▼

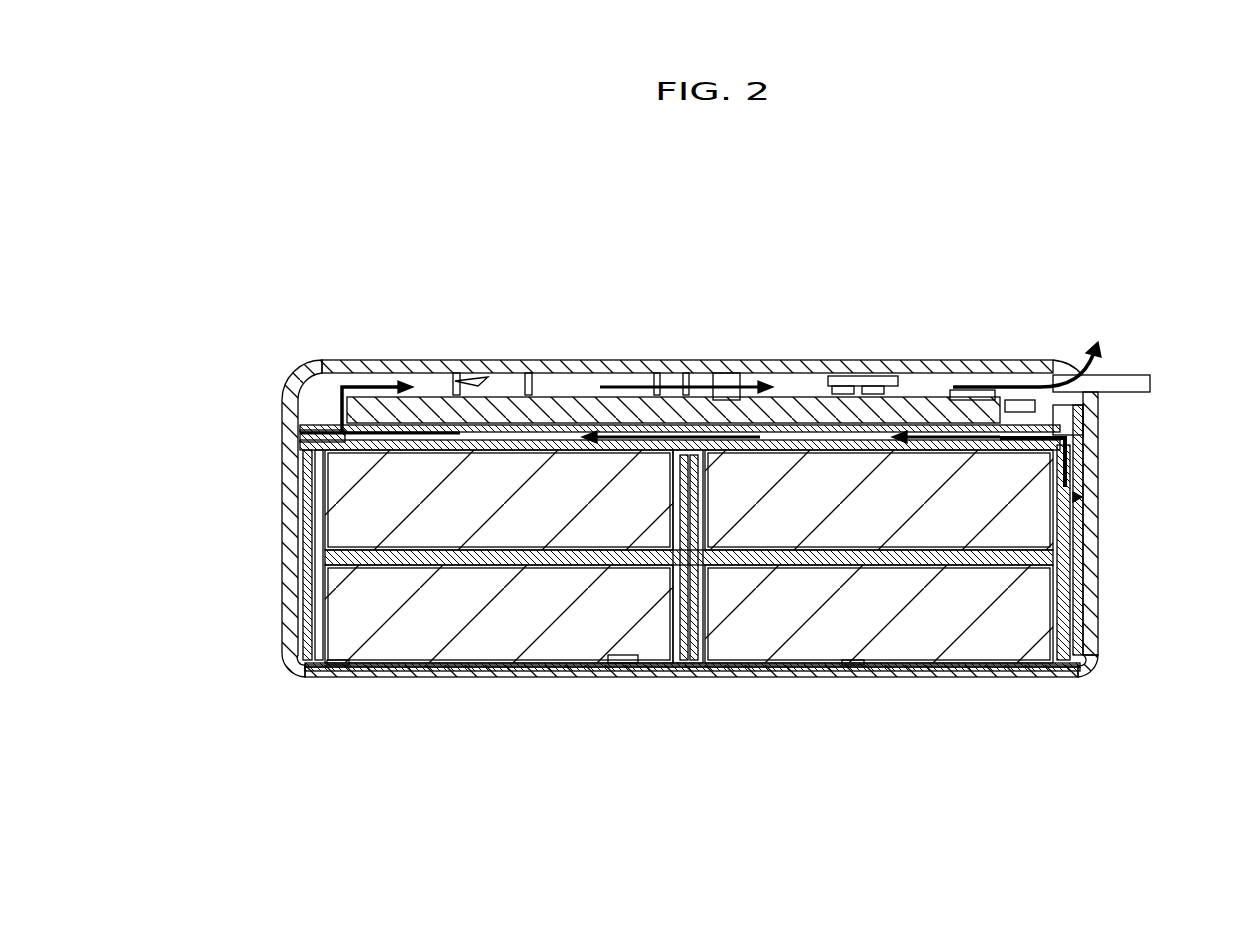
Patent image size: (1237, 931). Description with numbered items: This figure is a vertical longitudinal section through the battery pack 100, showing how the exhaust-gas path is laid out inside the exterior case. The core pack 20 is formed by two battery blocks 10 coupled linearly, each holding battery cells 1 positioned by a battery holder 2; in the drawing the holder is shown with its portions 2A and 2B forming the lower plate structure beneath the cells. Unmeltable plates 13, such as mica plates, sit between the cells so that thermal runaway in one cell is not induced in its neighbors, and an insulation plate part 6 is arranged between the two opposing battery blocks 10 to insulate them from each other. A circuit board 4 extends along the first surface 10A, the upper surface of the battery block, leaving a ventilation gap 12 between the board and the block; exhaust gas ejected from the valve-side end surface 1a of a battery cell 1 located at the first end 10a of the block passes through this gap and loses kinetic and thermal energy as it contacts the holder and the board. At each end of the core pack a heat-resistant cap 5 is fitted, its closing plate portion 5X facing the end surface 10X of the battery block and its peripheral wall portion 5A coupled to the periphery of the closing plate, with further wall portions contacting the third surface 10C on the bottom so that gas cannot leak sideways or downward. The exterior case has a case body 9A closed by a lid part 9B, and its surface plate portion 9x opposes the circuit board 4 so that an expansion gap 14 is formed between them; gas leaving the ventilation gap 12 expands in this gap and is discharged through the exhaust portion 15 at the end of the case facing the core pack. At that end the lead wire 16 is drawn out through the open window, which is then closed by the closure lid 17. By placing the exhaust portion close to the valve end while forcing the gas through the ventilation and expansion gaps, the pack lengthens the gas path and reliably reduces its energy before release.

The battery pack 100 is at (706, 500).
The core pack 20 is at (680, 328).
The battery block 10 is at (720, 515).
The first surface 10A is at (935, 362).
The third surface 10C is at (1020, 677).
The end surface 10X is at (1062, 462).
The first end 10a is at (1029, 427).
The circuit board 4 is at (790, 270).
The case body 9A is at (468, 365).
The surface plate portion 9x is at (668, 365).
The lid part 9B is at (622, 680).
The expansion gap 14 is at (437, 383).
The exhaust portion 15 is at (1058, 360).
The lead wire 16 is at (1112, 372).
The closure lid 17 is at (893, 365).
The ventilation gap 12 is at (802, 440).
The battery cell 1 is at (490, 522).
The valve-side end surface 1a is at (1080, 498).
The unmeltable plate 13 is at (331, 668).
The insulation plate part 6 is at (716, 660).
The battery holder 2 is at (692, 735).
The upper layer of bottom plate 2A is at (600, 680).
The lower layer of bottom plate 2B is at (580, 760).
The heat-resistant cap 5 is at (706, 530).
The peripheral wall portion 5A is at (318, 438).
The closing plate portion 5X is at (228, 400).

▲

Task prompt: Repeat the records word for word, skipping pictures.

Solution:
Patent image size: (1237, 931). Description with numbered items: This figure is a vertical longitudinal section through the battery pack 100, showing how the exhaust-gas path is laid out inside the exterior case. The core pack 20 is formed by two battery blocks 10 coupled linearly, each holding battery cells 1 positioned by a battery holder 2; in the drawing the holder is shown with its portions 2A and 2B forming the lower plate structure beneath the cells. Unmeltable plates 13, such as mica plates, sit between the cells so that thermal runaway in one cell is not induced in its neighbors, and an insulation plate part 6 is arranged between the two opposing battery blocks 10 to insulate them from each other. A circuit board 4 extends along the first surface 10A, the upper surface of the battery block, leaving a ventilation gap 12 between the board and the block; exhaust gas ejected from the valve-side end surface 1a of a battery cell 1 located at the first end 10a of the block passes through this gap and loses kinetic and thermal energy as it contacts the holder and the board. At each end of the core pack a heat-resistant cap 5 is fitted, its closing plate portion 5X facing the end surface 10X of the battery block and its peripheral wall portion 5A coupled to the periphery of the closing plate, with further wall portions contacting the third surface 10C on the bottom so that gas cannot leak sideways or downward. The exterior case has a case body 9A closed by a lid part 9B, and its surface plate portion 9x opposes the circuit board 4 so that an expansion gap 14 is formed between them; gas leaving the ventilation gap 12 expands in this gap and is discharged through the exhaust portion 15 at the end of the case facing the core pack. At that end the lead wire 16 is drawn out through the open window, which is then closed by the closure lid 17. By placing the exhaust portion close to the valve end while forcing the gas through the ventilation and expansion gaps, the pack lengthens the gas path and reliably reduces its energy before release.

The battery pack 100 is at (706, 500).
The core pack 20 is at (680, 328).
The battery block 10 is at (720, 515).
The first surface 10A is at (935, 362).
The third surface 10C is at (1020, 677).
The end surface 10X is at (1062, 462).
The first end 10a is at (1029, 427).
The circuit board 4 is at (790, 270).
The case body 9A is at (468, 365).
The surface plate portion 9x is at (668, 365).
The lid part 9B is at (622, 680).
The expansion gap 14 is at (437, 383).
The exhaust portion 15 is at (1058, 360).
The lead wire 16 is at (1112, 372).
The closure lid 17 is at (893, 365).
The ventilation gap 12 is at (802, 440).
The battery cell 1 is at (490, 522).
The valve-side end surface 1a is at (1080, 498).
The unmeltable plate 13 is at (331, 668).
The insulation plate part 6 is at (716, 660).
The battery holder 2 is at (692, 735).
The upper layer of bottom plate 2A is at (600, 680).
The lower layer of bottom plate 2B is at (580, 760).
The heat-resistant cap 5 is at (706, 530).
The peripheral wall portion 5A is at (318, 438).
The closing plate portion 5X is at (228, 400).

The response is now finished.